Required work: Omit images. Retype all entries verbatim.

Excerpted records:
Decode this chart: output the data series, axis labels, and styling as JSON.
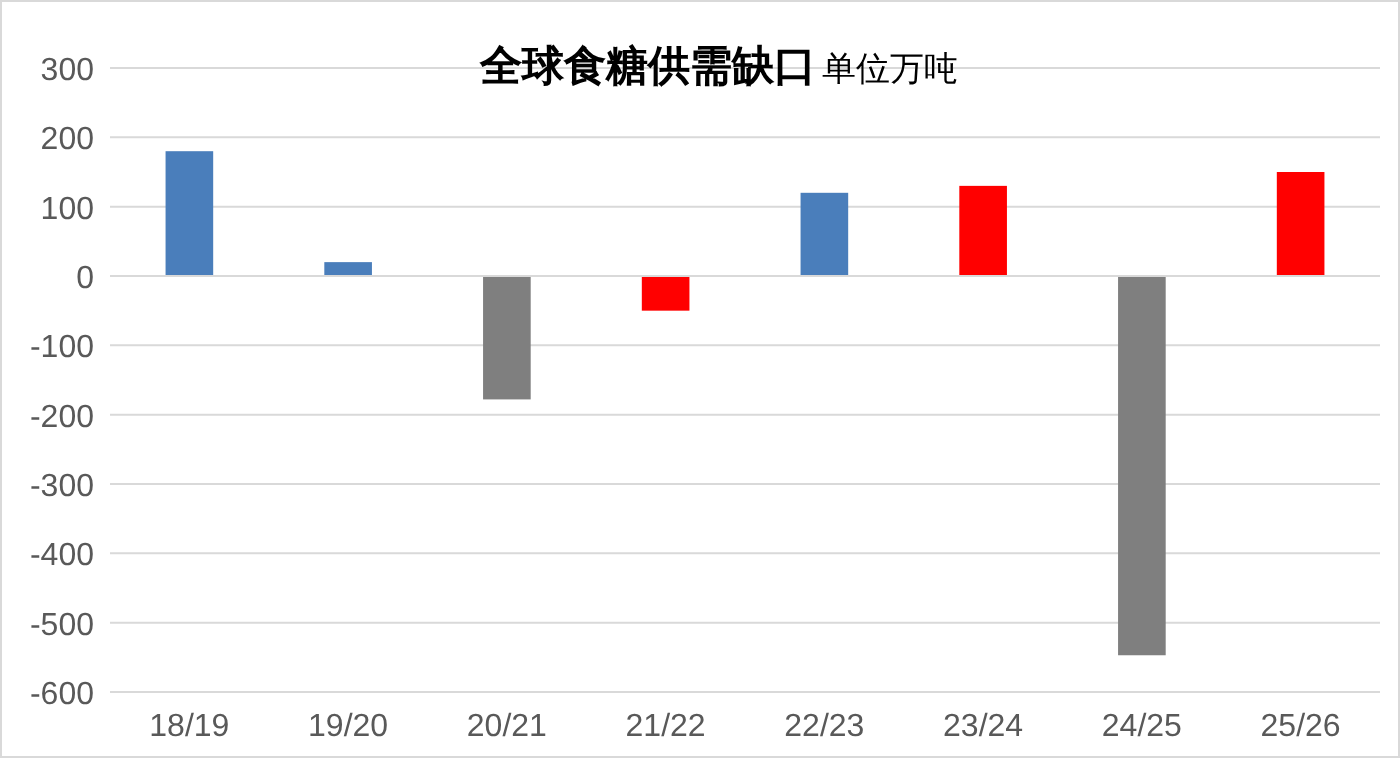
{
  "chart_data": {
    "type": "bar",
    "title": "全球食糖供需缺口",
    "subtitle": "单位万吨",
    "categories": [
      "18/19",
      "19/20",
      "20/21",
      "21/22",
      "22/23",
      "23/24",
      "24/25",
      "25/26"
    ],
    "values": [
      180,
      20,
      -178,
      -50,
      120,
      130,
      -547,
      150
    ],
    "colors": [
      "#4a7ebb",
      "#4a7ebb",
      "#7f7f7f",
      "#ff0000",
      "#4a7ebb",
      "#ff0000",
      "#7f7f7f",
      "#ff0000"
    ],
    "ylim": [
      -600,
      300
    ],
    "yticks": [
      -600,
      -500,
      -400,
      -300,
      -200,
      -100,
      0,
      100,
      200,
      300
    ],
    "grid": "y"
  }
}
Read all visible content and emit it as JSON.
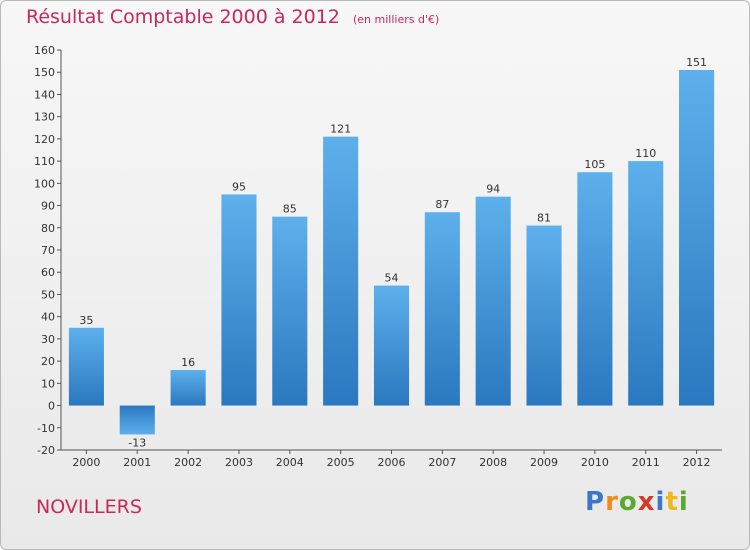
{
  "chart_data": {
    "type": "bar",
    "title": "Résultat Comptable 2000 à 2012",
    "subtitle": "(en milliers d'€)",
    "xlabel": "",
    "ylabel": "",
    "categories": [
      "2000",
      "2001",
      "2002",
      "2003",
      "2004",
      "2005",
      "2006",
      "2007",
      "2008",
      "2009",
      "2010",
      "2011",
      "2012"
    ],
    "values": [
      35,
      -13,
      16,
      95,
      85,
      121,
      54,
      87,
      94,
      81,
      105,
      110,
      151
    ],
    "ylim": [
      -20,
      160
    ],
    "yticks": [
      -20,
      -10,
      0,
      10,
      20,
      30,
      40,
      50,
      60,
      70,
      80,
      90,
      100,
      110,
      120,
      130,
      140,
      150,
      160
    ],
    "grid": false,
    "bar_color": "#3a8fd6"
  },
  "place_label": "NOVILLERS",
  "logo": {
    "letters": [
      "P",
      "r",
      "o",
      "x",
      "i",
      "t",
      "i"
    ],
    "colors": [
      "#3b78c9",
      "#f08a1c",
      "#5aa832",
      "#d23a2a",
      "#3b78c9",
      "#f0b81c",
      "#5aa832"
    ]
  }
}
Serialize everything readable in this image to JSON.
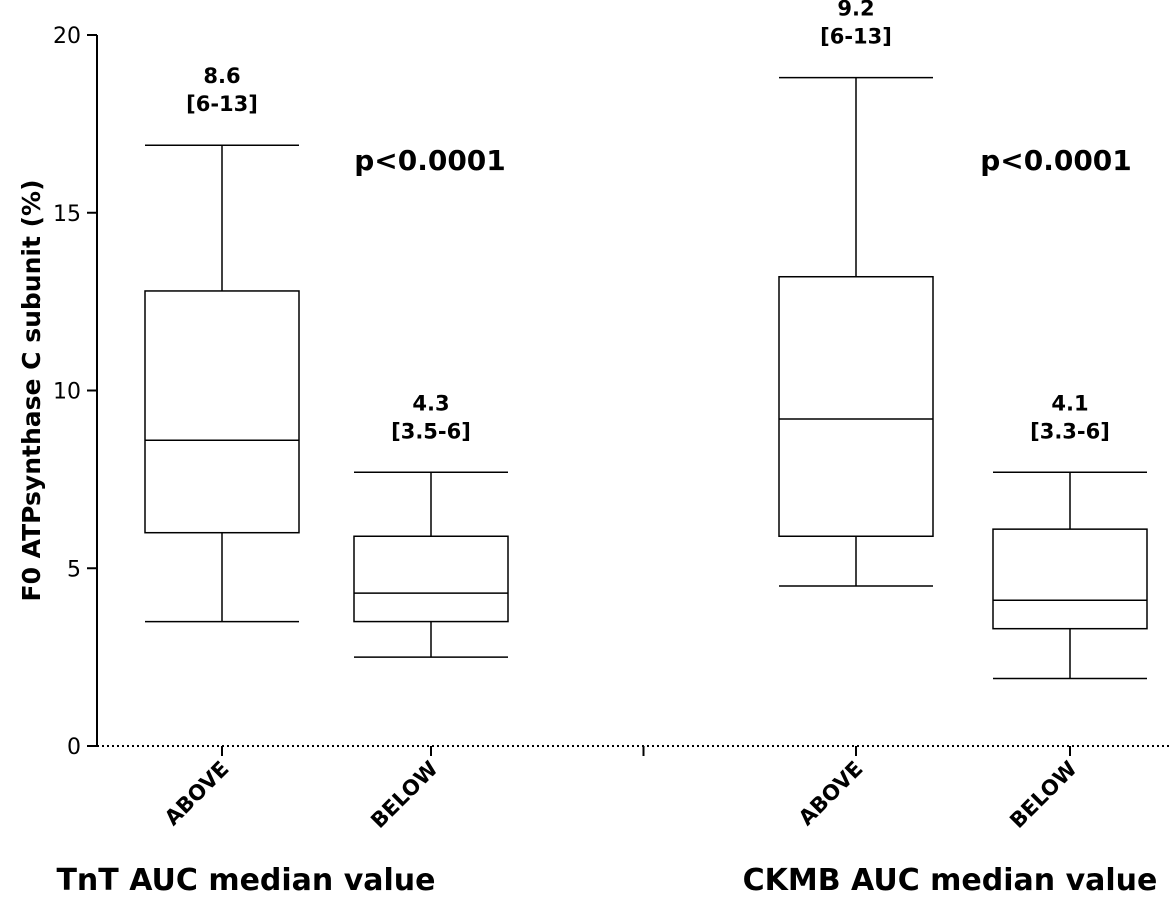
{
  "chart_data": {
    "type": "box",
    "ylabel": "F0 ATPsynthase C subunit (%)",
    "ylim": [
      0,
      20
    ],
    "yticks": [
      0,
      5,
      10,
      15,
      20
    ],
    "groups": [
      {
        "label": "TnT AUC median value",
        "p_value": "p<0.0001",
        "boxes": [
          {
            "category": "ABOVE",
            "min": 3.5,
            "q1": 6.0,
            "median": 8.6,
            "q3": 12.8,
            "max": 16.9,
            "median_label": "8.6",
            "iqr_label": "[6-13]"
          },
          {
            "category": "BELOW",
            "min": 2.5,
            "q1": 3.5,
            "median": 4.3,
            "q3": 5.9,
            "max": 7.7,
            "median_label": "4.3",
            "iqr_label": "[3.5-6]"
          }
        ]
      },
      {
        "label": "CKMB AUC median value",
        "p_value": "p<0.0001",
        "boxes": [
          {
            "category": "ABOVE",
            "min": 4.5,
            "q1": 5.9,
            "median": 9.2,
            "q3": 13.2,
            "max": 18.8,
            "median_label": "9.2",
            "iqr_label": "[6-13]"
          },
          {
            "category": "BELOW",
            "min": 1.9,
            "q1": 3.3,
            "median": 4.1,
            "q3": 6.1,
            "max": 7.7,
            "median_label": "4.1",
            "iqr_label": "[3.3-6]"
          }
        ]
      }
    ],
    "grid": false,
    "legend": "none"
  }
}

Complete response:
Decode this chart: output the data series, axis labels, and styling as JSON.
{
  "chart_data": {
    "type": "bar",
    "title": "全球食糖供需缺口",
    "subtitle": "单位万吨",
    "categories": [
      "18/19",
      "19/20",
      "20/21",
      "21/22",
      "22/23",
      "23/24",
      "24/25",
      "25/26"
    ],
    "values": [
      180,
      20,
      -178,
      -50,
      120,
      130,
      -547,
      150
    ],
    "colors": [
      "#4a7ebb",
      "#4a7ebb",
      "#7f7f7f",
      "#ff0000",
      "#4a7ebb",
      "#ff0000",
      "#7f7f7f",
      "#ff0000"
    ],
    "ylim": [
      -600,
      300
    ],
    "yticks": [
      -600,
      -500,
      -400,
      -300,
      -200,
      -100,
      0,
      100,
      200,
      300
    ],
    "grid": "y"
  }
}
Read all visible content and emit it as JSON.
{
  "chart_data": {
    "type": "bar",
    "title": "Résultat Comptable 2000 à 2012",
    "subtitle": "(en milliers d'€)",
    "xlabel": "",
    "ylabel": "",
    "categories": [
      "2000",
      "2001",
      "2002",
      "2003",
      "2004",
      "2005",
      "2006",
      "2007",
      "2008",
      "2009",
      "2010",
      "2011",
      "2012"
    ],
    "values": [
      35,
      -13,
      16,
      95,
      85,
      121,
      54,
      87,
      94,
      81,
      105,
      110,
      151
    ],
    "ylim": [
      -20,
      160
    ],
    "yticks": [
      -20,
      -10,
      0,
      10,
      20,
      30,
      40,
      50,
      60,
      70,
      80,
      90,
      100,
      110,
      120,
      130,
      140,
      150,
      160
    ],
    "grid": false,
    "bar_color": "#3a8fd6"
  },
  "place_label": "NOVILLERS",
  "logo": {
    "letters": [
      "P",
      "r",
      "o",
      "x",
      "i",
      "t",
      "i"
    ],
    "colors": [
      "#3b78c9",
      "#f08a1c",
      "#5aa832",
      "#d23a2a",
      "#3b78c9",
      "#f0b81c",
      "#5aa832"
    ]
  }
}
Serialize everything readable in this image to JSON.
{
  "chart_data": {
    "type": "box",
    "ylabel": "F0 ATPsynthase C subunit (%)",
    "ylim": [
      0,
      20
    ],
    "yticks": [
      0,
      5,
      10,
      15,
      20
    ],
    "groups": [
      {
        "label": "TnT AUC median value",
        "p_value": "p<0.0001",
        "boxes": [
          {
            "category": "ABOVE",
            "min": 3.5,
            "q1": 6.0,
            "median": 8.6,
            "q3": 12.8,
            "max": 16.9,
            "median_label": "8.6",
            "iqr_label": "[6-13]"
          },
          {
            "category": "BELOW",
            "min": 2.5,
            "q1": 3.5,
            "median": 4.3,
            "q3": 5.9,
            "max": 7.7,
            "median_label": "4.3",
            "iqr_label": "[3.5-6]"
          }
        ]
      },
      {
        "label": "CKMB AUC median value",
        "p_value": "p<0.0001",
        "boxes": [
          {
            "category": "ABOVE",
            "min": 4.5,
            "q1": 5.9,
            "median": 9.2,
            "q3": 13.2,
            "max": 18.8,
            "median_label": "9.2",
            "iqr_label": "[6-13]"
          },
          {
            "category": "BELOW",
            "min": 1.9,
            "q1": 3.3,
            "median": 4.1,
            "q3": 6.1,
            "max": 7.7,
            "median_label": "4.1",
            "iqr_label": "[3.3-6]"
          }
        ]
      }
    ],
    "grid": false,
    "legend": "none"
  }
}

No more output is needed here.